_GOAL OF THE EXERCISE:_
Check every line of the entries below for the word "temperatura", and copy the ones that have it.

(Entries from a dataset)
──────────────────────────────
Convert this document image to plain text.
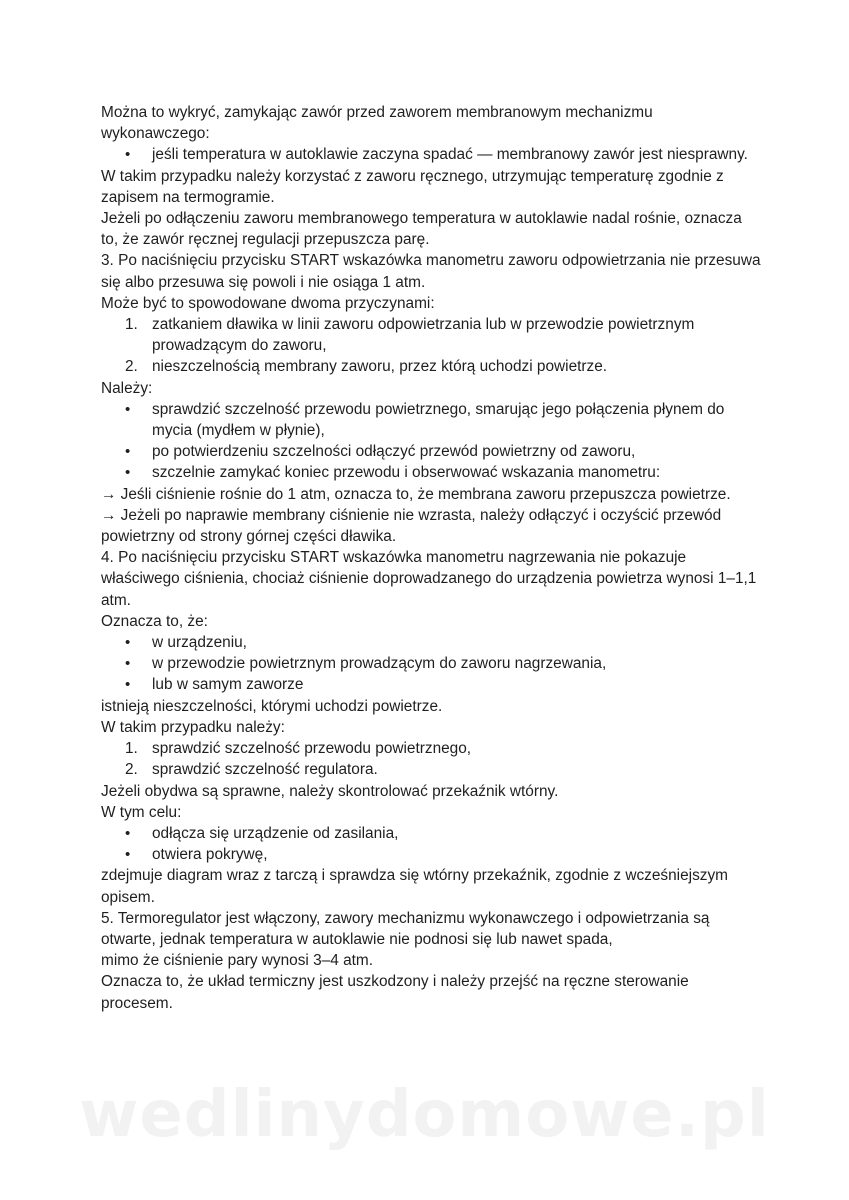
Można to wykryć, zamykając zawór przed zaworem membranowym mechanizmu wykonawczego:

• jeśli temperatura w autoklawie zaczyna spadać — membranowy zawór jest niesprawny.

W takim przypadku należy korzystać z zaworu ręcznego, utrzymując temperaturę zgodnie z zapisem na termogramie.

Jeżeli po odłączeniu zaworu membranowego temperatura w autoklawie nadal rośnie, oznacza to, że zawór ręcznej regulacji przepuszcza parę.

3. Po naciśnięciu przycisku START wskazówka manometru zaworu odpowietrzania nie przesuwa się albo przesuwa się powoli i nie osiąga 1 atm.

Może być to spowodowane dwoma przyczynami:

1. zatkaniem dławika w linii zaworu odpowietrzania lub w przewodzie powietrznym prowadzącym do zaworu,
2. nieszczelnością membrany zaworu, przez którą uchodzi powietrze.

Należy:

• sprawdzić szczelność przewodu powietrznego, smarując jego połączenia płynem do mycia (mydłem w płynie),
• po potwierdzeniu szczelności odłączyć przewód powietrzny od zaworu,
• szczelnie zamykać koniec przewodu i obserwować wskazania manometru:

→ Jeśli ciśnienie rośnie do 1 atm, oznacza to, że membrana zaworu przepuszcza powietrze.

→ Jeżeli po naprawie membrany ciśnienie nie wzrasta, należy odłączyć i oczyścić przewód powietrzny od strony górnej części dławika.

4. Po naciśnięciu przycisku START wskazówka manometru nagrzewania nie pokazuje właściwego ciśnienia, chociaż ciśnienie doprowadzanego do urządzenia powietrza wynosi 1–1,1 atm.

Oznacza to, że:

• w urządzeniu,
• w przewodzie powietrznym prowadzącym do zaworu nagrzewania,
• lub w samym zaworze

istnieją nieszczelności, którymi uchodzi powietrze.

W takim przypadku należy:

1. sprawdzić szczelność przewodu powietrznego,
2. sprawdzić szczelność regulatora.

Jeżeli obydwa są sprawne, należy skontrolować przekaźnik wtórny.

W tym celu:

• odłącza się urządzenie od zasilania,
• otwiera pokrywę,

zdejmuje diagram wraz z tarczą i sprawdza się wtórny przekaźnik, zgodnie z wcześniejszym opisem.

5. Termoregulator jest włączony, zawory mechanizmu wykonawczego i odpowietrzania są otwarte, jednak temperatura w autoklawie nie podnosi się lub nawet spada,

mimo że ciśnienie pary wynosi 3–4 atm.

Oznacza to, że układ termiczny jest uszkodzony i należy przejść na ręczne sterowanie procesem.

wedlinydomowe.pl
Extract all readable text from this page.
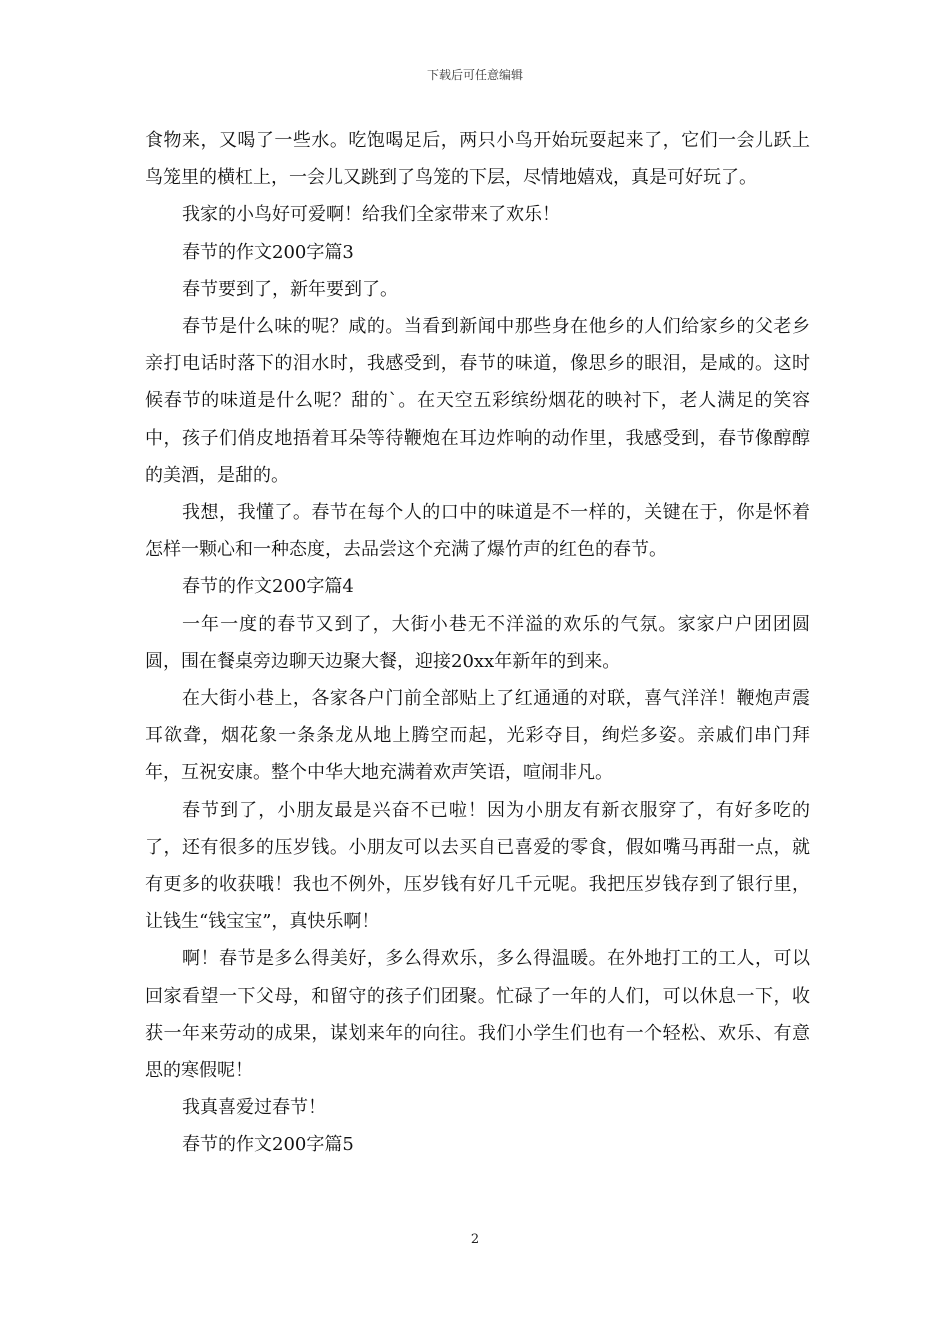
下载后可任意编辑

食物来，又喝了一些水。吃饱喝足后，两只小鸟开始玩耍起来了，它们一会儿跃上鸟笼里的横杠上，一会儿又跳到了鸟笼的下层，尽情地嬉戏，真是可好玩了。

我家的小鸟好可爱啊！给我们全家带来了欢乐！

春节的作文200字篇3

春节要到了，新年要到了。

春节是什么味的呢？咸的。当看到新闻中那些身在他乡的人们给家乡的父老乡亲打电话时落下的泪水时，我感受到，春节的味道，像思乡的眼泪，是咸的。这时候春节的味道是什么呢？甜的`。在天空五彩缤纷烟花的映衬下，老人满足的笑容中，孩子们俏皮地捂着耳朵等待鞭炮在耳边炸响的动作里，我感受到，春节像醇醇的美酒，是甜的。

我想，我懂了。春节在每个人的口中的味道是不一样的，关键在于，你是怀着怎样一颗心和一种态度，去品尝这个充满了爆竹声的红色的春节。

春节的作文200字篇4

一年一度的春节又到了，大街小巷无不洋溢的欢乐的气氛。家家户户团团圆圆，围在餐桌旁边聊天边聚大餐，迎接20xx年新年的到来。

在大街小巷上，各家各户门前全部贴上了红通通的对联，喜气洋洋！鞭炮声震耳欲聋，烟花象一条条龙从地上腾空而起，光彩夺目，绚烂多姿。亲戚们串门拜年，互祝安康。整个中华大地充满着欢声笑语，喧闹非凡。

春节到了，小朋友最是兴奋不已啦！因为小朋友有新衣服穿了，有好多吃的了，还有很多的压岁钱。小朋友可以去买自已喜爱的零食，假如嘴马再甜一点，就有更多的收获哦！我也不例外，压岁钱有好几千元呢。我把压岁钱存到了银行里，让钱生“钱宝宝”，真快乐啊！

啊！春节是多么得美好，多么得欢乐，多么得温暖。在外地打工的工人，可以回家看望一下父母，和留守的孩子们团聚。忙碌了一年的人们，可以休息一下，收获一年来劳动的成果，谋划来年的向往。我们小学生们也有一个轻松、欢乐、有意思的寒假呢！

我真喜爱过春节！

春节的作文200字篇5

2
──────────────────────────────
_FULL OUTPUT:_
• jeśli temperatura w autoklawie zaczyna spadać — membranowy zawór jest niesprawny.
Jeżeli po odłączeniu zaworu membranowego temperatura w autoklawie nadal rośnie, oznacza to, że zawór ręcznej regulacji przepuszcza parę.
5. Termoregulator jest włączony, zawory mechanizmu wykonawczego i odpowietrzania są otwarte, jednak temperatura w autoklawie nie podnosi się lub nawet spada,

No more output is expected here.